• **Problem details**: Every entry below should be repeated exactly; the pictures should not.

Dataset records:

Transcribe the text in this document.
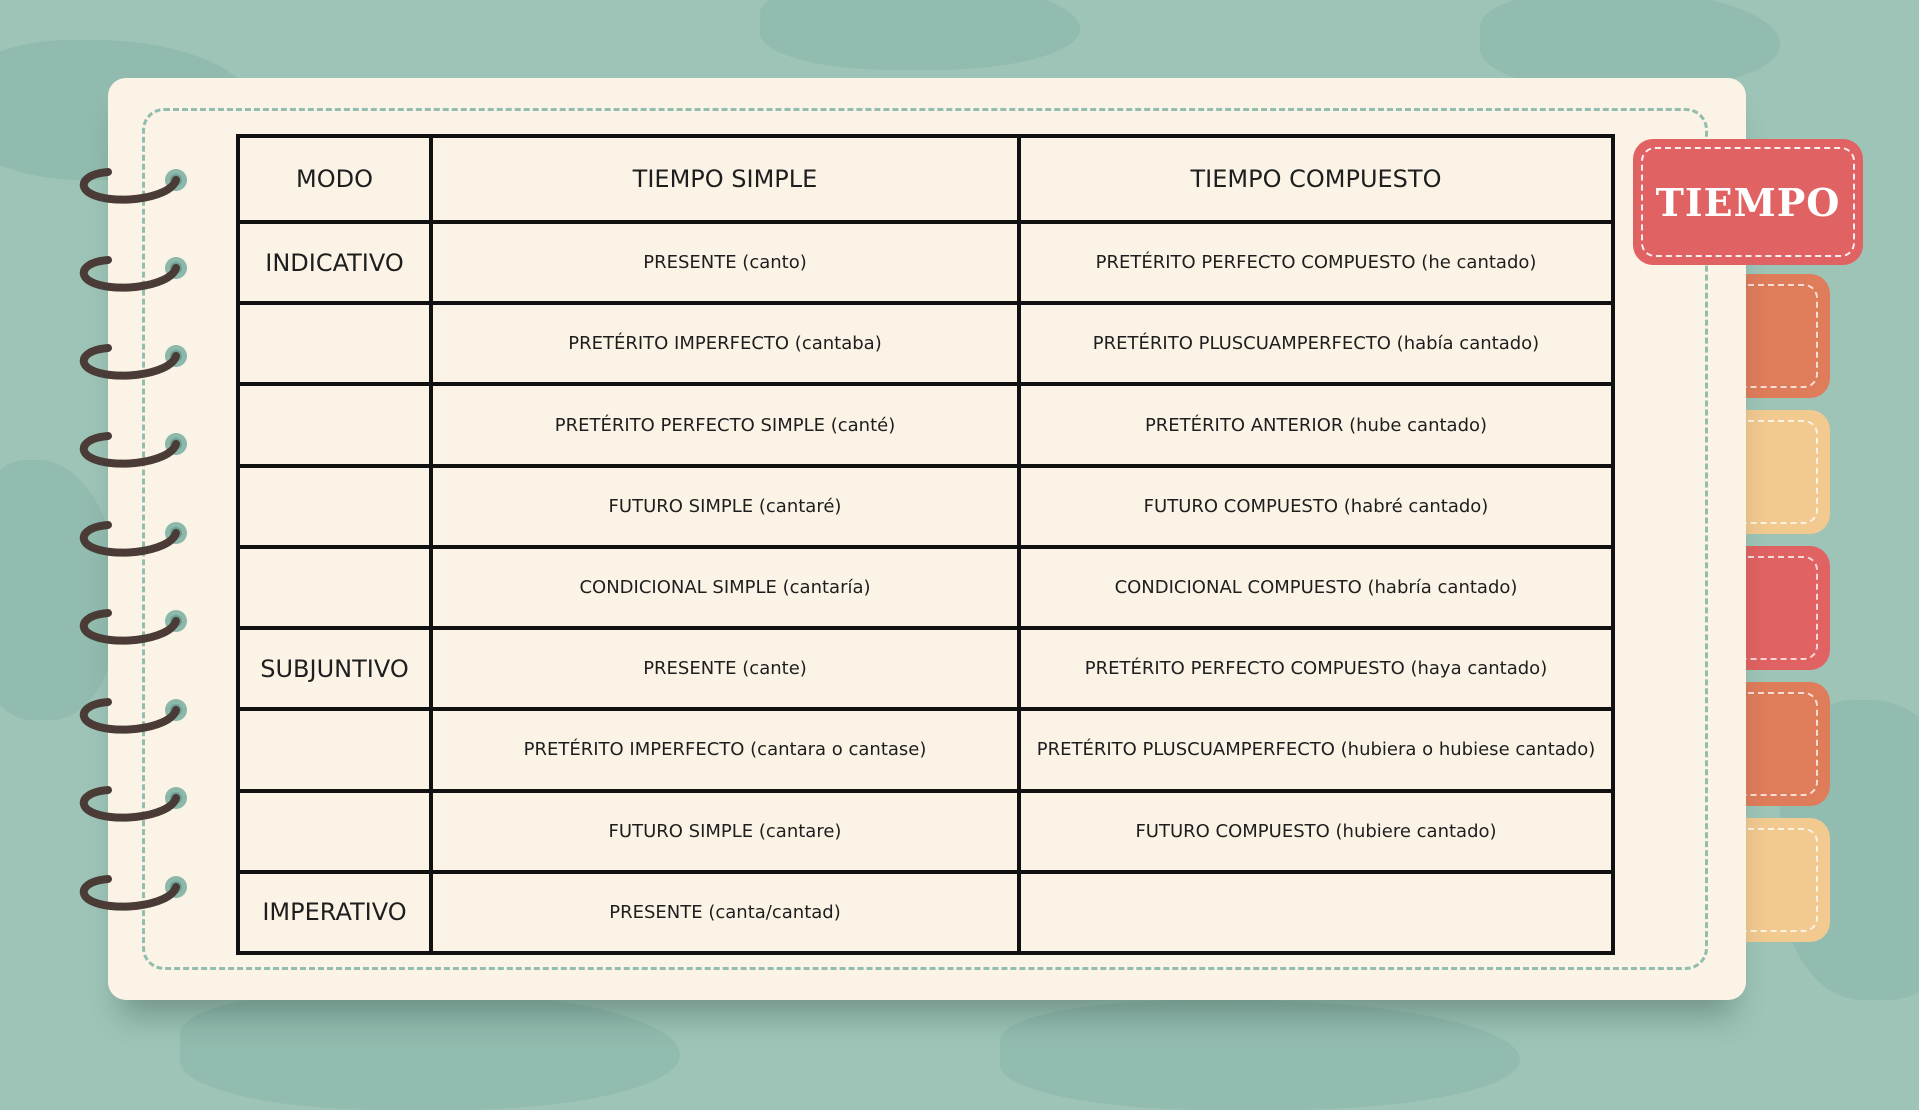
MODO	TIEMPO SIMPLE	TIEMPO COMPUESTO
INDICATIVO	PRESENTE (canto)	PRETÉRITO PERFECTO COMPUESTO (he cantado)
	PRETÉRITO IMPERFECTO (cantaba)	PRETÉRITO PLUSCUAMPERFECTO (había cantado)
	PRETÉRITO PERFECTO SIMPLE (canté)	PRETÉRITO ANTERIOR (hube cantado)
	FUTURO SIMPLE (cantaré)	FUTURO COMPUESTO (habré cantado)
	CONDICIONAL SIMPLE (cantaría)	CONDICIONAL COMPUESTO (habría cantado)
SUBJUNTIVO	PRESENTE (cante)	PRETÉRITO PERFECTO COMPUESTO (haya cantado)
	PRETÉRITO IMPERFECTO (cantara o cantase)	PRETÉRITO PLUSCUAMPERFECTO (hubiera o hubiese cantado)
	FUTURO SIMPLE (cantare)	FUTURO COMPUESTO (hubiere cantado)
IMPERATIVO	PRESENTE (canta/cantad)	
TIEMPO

• **Result of the task**:
Transcribe the text in this document.
MODO	TIEMPO SIMPLE	TIEMPO COMPUESTO
INDICATIVO	PRESENTE (canto)	PRETÉRITO PERFECTO COMPUESTO (he cantado)
	PRETÉRITO IMPERFECTO (cantaba)	PRETÉRITO PLUSCUAMPERFECTO (había cantado)
	PRETÉRITO PERFECTO SIMPLE (canté)	PRETÉRITO ANTERIOR (hube cantado)
	FUTURO SIMPLE (cantaré)	FUTURO COMPUESTO (habré cantado)
	CONDICIONAL SIMPLE (cantaría)	CONDICIONAL COMPUESTO (habría cantado)
SUBJUNTIVO	PRESENTE (cante)	PRETÉRITO PERFECTO COMPUESTO (haya cantado)
	PRETÉRITO IMPERFECTO (cantara o cantase)	PRETÉRITO PLUSCUAMPERFECTO (hubiera o hubiese cantado)
	FUTURO SIMPLE (cantare)	FUTURO COMPUESTO (hubiere cantado)
IMPERATIVO	PRESENTE (canta/cantad)	
TIEMPO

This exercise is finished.